Requirement =>
Copy each line that contains the word "comments".
□ □ □ □ □ □ □
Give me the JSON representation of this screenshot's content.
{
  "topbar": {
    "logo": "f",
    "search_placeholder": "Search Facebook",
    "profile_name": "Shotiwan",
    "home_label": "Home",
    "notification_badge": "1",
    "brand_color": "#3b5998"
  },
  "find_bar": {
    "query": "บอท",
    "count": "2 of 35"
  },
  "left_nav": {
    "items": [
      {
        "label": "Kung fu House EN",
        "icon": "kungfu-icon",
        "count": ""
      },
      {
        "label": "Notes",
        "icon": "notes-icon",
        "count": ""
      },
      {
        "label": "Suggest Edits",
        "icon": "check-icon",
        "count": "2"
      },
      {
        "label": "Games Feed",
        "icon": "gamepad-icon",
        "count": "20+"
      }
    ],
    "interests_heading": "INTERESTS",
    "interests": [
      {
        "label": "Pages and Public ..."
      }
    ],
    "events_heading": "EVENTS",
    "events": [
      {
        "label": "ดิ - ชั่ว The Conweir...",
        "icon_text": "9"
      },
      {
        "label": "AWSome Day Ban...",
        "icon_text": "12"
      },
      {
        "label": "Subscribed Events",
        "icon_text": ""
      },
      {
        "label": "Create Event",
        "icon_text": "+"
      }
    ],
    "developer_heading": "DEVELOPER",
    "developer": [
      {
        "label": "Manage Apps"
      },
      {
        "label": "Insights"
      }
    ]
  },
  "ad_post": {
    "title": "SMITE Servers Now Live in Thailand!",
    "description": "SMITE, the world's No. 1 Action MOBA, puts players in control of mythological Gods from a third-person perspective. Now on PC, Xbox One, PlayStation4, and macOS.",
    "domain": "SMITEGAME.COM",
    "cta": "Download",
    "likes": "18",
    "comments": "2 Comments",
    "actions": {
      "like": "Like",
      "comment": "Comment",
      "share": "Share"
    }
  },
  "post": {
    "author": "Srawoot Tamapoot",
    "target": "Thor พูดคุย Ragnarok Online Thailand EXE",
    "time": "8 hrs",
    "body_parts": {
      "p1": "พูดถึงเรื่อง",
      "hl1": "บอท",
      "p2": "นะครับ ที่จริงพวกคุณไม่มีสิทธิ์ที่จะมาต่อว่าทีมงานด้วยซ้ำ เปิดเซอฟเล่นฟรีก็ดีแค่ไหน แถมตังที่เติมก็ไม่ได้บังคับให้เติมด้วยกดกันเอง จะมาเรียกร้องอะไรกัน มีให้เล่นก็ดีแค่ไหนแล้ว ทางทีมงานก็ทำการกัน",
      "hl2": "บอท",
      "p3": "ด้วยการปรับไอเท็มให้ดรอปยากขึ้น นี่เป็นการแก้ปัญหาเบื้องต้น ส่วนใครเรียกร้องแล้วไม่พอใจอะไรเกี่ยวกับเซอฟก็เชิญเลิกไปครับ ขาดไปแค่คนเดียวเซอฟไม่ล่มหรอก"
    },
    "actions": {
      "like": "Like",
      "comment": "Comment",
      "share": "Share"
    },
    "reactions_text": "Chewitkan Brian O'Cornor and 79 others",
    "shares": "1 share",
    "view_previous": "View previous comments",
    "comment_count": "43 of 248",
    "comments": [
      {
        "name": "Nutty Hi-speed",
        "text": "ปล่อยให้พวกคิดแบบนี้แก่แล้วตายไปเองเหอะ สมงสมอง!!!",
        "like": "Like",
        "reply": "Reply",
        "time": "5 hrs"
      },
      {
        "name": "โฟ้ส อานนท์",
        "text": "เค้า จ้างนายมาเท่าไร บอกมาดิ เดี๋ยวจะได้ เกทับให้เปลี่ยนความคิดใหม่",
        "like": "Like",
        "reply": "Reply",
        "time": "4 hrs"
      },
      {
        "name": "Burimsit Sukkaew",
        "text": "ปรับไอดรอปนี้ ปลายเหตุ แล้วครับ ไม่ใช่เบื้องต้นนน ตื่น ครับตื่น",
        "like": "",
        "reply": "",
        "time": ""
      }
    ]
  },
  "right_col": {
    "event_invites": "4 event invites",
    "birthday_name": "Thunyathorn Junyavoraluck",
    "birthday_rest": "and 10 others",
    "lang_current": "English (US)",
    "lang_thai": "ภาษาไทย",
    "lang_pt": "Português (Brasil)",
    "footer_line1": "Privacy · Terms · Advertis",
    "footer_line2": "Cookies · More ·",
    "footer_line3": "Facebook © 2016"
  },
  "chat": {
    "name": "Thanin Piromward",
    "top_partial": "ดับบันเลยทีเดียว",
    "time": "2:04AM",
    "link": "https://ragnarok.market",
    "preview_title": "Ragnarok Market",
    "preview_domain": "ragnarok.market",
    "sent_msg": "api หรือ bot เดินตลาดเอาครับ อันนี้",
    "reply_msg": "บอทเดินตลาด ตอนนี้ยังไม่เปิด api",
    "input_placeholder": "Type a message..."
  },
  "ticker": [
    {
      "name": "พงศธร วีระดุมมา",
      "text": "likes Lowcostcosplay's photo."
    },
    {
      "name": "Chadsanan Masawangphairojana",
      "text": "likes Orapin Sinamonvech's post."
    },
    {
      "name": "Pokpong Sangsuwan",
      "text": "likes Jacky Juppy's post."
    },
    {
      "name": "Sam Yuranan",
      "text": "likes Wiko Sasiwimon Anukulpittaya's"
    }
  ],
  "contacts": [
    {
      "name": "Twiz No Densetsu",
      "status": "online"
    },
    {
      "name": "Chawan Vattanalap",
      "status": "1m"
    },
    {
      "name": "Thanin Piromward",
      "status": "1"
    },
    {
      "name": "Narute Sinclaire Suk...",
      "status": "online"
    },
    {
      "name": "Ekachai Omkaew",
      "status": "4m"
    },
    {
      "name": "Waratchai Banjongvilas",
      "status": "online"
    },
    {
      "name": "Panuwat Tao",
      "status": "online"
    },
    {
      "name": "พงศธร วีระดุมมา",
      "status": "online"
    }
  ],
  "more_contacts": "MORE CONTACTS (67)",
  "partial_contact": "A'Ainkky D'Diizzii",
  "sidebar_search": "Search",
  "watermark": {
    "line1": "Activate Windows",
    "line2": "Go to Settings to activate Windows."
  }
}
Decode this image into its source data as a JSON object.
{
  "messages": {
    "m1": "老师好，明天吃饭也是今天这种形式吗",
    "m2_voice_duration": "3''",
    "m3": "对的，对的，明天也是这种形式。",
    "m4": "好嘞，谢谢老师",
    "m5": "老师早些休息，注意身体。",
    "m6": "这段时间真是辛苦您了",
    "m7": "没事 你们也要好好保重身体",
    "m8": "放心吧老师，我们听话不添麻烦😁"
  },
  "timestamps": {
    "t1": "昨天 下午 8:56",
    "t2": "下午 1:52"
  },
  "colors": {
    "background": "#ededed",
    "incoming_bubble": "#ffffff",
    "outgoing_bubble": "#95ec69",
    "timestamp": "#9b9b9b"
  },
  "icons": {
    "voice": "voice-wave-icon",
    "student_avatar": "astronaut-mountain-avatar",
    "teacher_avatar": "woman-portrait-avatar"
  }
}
□ □ □ □ □ □ □
Response for this exercise =>
    "comments": "2 Comments",
    "view_previous": "View previous comments",
    "comments": [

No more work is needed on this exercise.